ACTIVITY:
Please write out every entry below exactly, leaving out any pictures.
(SOURCE RECORDS Opens)
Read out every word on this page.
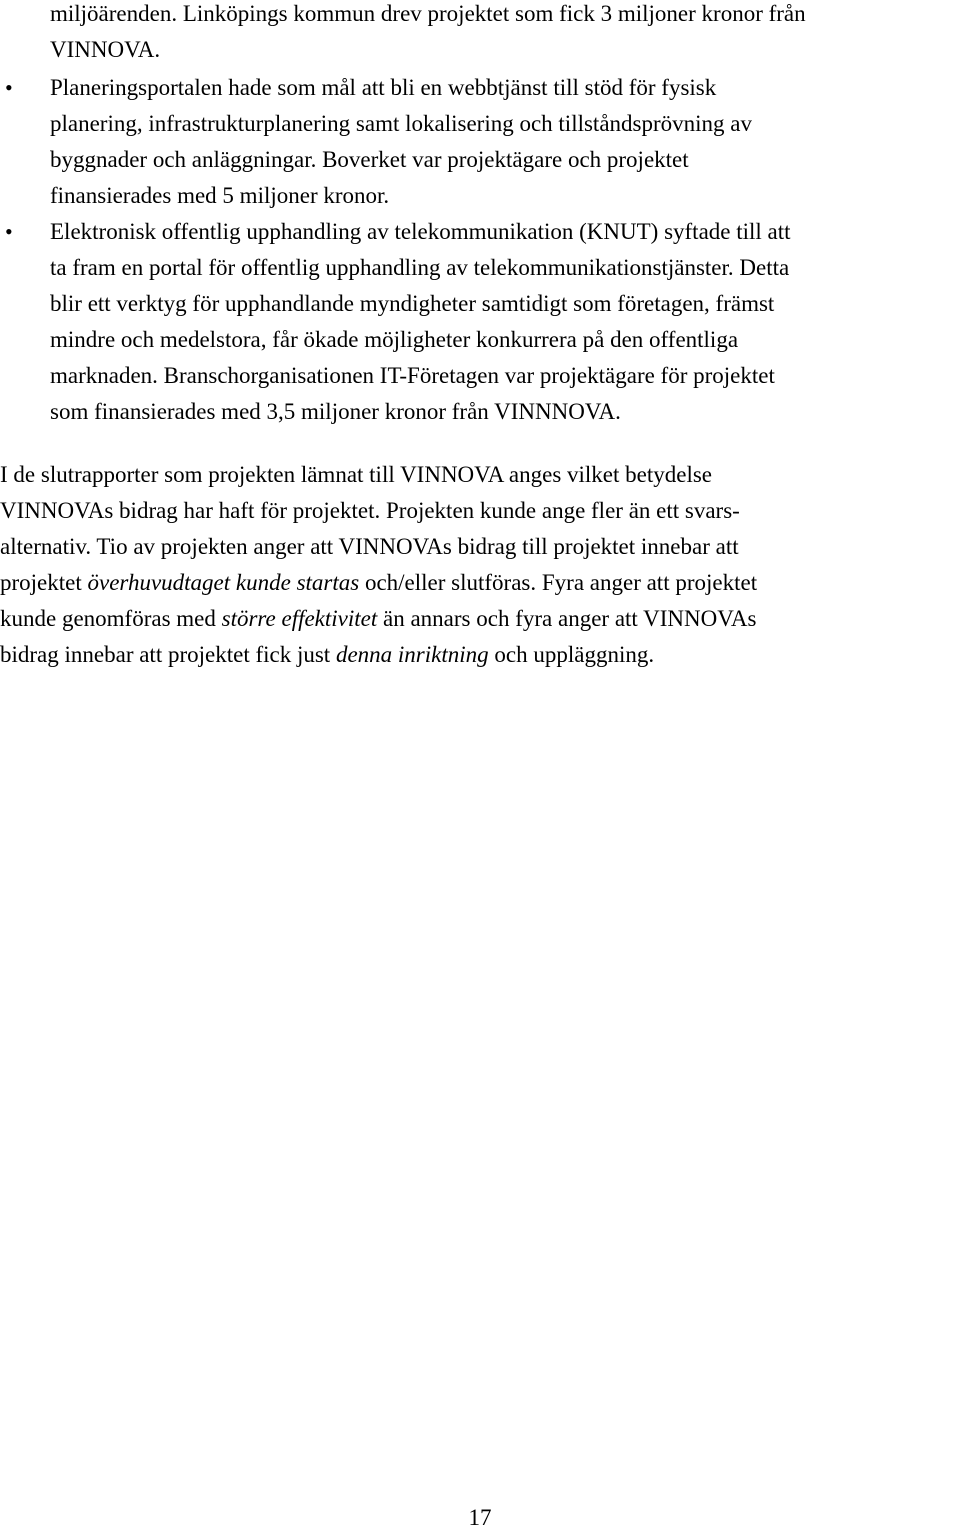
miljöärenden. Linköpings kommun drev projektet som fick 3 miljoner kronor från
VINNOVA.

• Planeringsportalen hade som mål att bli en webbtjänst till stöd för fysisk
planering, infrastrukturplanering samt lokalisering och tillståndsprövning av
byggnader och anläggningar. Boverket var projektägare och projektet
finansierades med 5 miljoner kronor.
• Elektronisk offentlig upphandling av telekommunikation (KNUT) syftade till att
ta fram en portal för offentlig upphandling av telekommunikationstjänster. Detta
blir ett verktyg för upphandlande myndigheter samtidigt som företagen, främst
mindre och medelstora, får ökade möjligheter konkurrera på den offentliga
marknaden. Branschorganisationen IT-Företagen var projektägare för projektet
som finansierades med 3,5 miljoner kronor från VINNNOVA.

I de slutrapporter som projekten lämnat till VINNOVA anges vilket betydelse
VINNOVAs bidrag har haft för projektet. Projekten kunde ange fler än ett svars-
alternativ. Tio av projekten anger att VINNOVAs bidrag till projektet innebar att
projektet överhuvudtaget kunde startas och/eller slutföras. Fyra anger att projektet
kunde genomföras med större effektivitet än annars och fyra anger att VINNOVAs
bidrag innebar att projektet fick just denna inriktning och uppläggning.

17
(SOURCE RECORDS Closes)
TASK SOLUTION:
Read out every word on this page.
miljöärenden. Linköpings kommun drev projektet som fick 3 miljoner kronor från
VINNOVA.

• Planeringsportalen hade som mål att bli en webbtjänst till stöd för fysisk
planering, infrastrukturplanering samt lokalisering och tillståndsprövning av
byggnader och anläggningar. Boverket var projektägare och projektet
finansierades med 5 miljoner kronor.
• Elektronisk offentlig upphandling av telekommunikation (KNUT) syftade till att
ta fram en portal för offentlig upphandling av telekommunikationstjänster. Detta
blir ett verktyg för upphandlande myndigheter samtidigt som företagen, främst
mindre och medelstora, får ökade möjligheter konkurrera på den offentliga
marknaden. Branschorganisationen IT-Företagen var projektägare för projektet
som finansierades med 3,5 miljoner kronor från VINNNOVA.

I de slutrapporter som projekten lämnat till VINNOVA anges vilket betydelse
VINNOVAs bidrag har haft för projektet. Projekten kunde ange fler än ett svars-
alternativ. Tio av projekten anger att VINNOVAs bidrag till projektet innebar att
projektet överhuvudtaget kunde startas och/eller slutföras. Fyra anger att projektet
kunde genomföras med större effektivitet än annars och fyra anger att VINNOVAs
bidrag innebar att projektet fick just denna inriktning och uppläggning.

17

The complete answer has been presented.